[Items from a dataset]
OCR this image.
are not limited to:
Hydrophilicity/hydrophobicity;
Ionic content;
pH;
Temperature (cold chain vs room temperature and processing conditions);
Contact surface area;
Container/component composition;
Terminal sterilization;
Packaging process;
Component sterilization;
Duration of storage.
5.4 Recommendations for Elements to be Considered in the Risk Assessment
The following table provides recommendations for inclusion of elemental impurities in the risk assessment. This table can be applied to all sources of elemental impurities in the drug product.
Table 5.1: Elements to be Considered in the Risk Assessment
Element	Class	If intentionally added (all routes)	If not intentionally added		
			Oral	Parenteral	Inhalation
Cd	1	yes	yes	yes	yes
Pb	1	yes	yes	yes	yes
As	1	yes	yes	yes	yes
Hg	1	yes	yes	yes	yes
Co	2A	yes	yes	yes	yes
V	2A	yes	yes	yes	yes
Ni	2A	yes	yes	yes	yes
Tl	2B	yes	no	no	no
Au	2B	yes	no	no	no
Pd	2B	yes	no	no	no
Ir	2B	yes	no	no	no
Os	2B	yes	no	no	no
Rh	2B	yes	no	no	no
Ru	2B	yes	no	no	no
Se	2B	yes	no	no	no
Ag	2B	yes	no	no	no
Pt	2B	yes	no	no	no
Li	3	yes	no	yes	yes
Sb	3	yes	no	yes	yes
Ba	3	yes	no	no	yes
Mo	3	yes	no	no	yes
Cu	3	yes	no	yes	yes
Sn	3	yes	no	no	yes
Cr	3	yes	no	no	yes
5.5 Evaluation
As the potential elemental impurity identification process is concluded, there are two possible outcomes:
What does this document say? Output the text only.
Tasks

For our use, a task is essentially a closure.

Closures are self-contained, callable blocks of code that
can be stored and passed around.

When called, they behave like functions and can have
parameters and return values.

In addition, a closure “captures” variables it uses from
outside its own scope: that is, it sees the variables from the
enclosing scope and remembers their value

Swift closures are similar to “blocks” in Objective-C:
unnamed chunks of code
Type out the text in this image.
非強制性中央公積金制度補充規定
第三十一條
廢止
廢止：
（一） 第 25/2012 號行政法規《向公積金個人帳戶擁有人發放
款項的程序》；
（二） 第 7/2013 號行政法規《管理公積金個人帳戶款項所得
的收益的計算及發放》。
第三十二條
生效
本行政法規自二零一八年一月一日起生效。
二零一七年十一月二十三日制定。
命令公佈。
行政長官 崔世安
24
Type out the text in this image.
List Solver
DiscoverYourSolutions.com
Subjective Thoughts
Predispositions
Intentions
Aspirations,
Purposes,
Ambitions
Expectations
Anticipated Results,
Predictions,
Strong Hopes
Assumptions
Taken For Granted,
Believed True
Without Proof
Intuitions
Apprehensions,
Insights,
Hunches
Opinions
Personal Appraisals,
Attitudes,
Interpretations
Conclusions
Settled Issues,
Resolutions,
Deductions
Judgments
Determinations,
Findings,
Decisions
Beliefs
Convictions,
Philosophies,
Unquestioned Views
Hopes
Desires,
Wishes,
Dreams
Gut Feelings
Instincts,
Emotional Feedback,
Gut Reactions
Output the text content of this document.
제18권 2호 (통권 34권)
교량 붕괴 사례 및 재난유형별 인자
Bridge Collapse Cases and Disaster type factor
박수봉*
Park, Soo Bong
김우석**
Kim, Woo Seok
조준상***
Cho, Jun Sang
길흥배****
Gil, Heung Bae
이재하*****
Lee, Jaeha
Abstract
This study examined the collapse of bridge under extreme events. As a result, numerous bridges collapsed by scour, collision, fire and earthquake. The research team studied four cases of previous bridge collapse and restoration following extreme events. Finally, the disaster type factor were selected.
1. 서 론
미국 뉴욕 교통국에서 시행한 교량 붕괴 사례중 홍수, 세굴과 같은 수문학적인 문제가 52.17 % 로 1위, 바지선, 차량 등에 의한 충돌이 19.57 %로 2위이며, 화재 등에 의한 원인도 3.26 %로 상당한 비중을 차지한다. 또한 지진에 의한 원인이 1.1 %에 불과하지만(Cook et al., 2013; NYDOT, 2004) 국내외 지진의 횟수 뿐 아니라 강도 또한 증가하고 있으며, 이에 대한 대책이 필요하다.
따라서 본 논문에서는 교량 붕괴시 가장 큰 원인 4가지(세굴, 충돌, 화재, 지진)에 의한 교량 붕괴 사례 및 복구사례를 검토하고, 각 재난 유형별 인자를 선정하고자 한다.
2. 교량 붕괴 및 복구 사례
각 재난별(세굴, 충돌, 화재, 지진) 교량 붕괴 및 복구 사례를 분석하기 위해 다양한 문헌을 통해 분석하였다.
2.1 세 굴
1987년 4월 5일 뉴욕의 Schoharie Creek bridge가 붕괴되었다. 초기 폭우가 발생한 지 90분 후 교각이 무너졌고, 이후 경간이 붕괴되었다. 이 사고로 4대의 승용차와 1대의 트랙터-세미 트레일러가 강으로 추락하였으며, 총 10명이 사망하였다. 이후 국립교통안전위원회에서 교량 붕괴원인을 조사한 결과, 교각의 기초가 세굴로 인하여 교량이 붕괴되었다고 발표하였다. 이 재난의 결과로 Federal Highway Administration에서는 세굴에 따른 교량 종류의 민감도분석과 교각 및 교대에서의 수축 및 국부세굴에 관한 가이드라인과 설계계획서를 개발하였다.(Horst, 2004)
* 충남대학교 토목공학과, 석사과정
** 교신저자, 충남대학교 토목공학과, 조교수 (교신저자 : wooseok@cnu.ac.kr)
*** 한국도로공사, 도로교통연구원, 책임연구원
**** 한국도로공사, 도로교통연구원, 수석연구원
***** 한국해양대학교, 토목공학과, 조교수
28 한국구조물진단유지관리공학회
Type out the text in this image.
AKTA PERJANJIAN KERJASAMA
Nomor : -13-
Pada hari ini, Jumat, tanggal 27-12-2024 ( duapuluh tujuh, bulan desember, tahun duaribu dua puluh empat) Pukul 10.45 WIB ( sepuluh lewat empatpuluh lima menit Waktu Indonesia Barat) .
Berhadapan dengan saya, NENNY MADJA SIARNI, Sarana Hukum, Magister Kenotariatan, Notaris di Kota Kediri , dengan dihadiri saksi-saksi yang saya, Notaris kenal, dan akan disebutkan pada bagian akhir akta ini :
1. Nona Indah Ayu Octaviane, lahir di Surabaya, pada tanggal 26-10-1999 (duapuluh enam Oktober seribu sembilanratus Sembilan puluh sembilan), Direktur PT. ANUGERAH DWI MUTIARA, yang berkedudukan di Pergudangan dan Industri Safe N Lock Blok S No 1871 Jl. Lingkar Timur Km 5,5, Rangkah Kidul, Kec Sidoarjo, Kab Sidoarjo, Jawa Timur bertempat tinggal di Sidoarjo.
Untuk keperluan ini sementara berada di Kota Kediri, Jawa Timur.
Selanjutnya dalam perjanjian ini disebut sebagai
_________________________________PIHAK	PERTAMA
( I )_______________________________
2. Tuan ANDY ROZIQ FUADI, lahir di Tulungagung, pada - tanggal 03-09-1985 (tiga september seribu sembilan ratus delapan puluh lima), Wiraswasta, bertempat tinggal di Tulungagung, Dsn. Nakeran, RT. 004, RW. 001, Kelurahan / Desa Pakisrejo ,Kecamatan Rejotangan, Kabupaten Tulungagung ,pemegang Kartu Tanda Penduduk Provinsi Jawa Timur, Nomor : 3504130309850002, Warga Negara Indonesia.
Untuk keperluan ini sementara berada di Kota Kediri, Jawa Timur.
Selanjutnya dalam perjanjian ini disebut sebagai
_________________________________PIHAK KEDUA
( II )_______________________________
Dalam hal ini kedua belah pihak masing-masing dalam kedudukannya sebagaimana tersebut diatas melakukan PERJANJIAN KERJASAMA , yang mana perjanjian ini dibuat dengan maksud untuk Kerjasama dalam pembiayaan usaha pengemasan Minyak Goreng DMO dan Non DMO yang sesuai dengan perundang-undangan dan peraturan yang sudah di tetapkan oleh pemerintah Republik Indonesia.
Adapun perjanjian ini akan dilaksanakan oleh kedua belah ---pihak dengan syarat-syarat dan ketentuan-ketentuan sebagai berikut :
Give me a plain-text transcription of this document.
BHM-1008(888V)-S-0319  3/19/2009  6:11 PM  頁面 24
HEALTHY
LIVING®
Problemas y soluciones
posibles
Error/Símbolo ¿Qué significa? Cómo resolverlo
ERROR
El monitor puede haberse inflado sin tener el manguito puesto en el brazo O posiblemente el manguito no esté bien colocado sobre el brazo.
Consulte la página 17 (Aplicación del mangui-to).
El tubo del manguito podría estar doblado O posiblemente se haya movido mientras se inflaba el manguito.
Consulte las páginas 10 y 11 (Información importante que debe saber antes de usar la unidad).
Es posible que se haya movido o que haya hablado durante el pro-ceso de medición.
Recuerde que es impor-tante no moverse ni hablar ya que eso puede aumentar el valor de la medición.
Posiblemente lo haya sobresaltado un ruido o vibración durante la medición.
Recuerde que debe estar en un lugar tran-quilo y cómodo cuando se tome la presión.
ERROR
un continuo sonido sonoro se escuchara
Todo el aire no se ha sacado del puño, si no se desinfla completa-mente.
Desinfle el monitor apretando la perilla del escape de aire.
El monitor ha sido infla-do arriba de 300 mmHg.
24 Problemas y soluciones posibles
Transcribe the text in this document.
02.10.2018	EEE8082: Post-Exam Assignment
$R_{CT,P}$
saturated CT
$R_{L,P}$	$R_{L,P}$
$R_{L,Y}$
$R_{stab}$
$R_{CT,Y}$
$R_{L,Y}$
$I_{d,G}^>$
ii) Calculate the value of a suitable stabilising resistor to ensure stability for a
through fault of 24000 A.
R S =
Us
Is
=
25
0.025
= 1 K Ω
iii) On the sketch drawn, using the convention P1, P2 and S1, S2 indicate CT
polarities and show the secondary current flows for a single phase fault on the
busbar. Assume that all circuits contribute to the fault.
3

◆ **Stated goal**
Locate each line containing the string "duapuluh" and show it.

◆ **Exercise result**
Pada hari ini, Jumat, tanggal 27-12-2024 ( duapuluh tujuh, bulan desember, tahun duaribu dua puluh empat) Pukul 10.45 WIB ( sepuluh lewat empatpuluh lima menit Waktu Indonesia Barat) .
1. Nona Indah Ayu Octaviane, lahir di Surabaya, pada tanggal 26-10-1999 (duapuluh enam Oktober seribu sembilanratus Sembilan puluh sembilan), Direktur PT. ANUGERAH DWI MUTIARA, yang berkedudukan di Pergudangan dan Industri Safe N Lock Blok S No 1871 Jl. Lingkar Timur Km 5,5, Rangkah Kidul, Kec Sidoarjo, Kab Sidoarjo, Jawa Timur bertempat tinggal di Sidoarjo.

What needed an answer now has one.